DESCRIPTION OF THE TASK —
Tally how many lines of these entries hold the string "τραπεζίτες". Return the number alone.

[start of DATASET ENTRIES]

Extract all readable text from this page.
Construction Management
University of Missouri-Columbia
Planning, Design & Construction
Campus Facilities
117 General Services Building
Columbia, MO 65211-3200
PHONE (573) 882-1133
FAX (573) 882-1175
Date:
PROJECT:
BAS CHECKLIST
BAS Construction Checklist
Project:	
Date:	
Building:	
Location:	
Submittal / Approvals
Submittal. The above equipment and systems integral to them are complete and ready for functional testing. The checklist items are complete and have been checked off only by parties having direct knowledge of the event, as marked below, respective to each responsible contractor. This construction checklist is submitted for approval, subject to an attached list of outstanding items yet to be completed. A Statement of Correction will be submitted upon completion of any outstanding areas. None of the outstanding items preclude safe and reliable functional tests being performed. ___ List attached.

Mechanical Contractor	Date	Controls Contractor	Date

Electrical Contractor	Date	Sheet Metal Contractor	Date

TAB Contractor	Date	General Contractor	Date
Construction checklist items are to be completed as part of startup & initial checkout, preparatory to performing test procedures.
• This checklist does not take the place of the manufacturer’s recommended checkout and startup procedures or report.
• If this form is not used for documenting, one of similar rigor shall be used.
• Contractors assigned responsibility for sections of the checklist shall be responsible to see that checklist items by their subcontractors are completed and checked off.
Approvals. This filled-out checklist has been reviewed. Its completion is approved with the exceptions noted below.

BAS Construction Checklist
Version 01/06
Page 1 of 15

[end of DATASET ENTRIES]
[start of DATASET ENTRIES]

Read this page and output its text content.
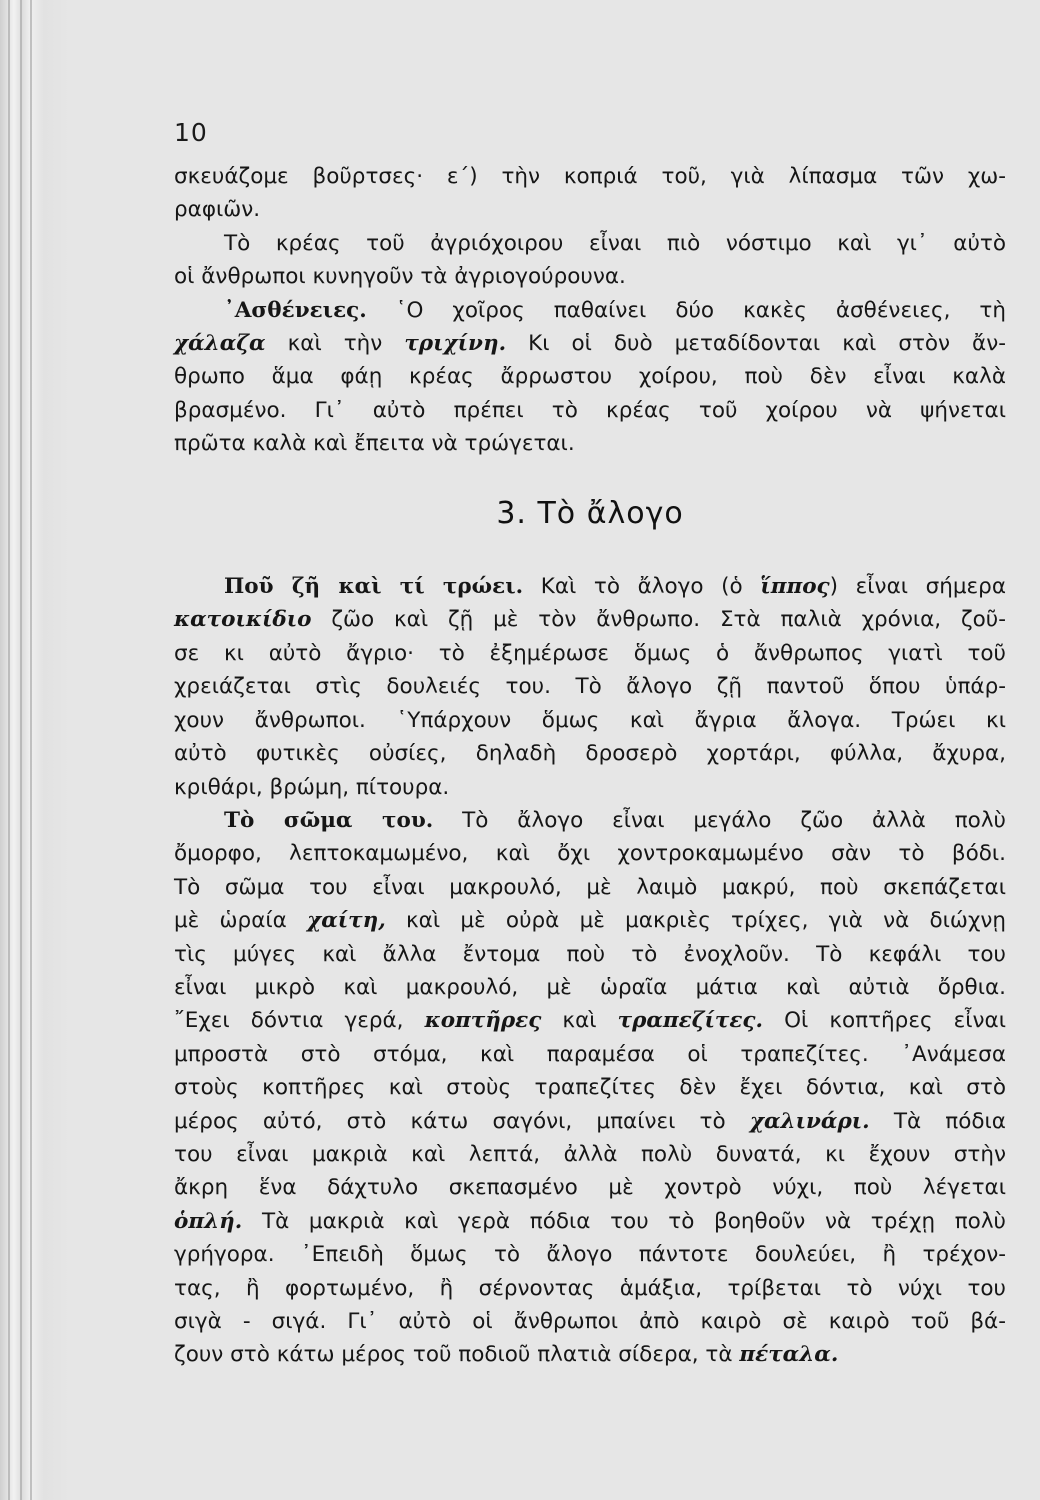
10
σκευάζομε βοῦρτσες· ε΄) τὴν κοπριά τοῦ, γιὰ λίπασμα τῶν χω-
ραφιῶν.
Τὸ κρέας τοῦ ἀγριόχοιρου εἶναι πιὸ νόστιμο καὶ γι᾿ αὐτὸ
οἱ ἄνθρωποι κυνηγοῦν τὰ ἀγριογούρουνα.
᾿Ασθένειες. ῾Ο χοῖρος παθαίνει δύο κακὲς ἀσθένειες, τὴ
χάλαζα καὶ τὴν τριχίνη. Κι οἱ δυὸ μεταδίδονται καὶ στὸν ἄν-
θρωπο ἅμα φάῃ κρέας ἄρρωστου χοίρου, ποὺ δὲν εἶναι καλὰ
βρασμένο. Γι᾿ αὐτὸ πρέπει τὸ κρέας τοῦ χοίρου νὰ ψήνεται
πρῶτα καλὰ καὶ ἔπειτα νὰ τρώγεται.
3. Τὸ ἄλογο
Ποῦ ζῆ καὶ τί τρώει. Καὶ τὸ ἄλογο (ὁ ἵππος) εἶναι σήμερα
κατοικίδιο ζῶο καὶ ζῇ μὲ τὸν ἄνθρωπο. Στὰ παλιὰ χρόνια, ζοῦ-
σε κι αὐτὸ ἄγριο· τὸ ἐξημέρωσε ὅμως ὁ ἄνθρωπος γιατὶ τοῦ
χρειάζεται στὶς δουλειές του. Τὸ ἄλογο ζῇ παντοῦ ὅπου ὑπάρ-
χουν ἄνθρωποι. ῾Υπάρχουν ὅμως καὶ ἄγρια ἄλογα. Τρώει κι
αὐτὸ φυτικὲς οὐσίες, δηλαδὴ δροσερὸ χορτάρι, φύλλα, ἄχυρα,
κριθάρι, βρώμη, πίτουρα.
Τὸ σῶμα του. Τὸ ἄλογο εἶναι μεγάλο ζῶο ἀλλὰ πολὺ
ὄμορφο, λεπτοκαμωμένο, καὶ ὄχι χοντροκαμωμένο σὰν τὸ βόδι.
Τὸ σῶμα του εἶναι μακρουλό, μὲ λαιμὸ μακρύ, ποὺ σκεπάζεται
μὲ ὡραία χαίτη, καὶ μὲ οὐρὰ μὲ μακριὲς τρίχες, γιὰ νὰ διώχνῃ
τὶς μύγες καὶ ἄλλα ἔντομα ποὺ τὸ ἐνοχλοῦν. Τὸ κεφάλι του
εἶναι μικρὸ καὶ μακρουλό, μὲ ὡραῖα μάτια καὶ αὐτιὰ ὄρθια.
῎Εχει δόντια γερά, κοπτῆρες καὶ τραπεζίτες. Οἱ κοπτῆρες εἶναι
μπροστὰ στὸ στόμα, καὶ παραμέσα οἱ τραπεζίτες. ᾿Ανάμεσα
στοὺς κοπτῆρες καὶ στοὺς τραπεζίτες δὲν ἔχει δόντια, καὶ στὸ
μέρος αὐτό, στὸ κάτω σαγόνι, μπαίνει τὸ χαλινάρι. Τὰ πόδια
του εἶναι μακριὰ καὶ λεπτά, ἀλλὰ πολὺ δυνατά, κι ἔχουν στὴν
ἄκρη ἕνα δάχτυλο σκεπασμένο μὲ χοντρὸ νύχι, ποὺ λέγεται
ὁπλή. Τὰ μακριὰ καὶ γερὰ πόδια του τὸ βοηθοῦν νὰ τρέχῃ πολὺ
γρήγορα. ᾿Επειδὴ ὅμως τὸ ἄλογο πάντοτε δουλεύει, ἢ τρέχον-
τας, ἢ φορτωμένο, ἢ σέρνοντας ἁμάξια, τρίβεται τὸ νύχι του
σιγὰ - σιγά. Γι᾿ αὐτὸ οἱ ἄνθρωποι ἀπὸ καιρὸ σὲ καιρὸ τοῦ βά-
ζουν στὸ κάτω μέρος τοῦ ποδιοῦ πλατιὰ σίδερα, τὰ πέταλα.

[end of DATASET ENTRIES]

EXERCISE OUTPUT —
3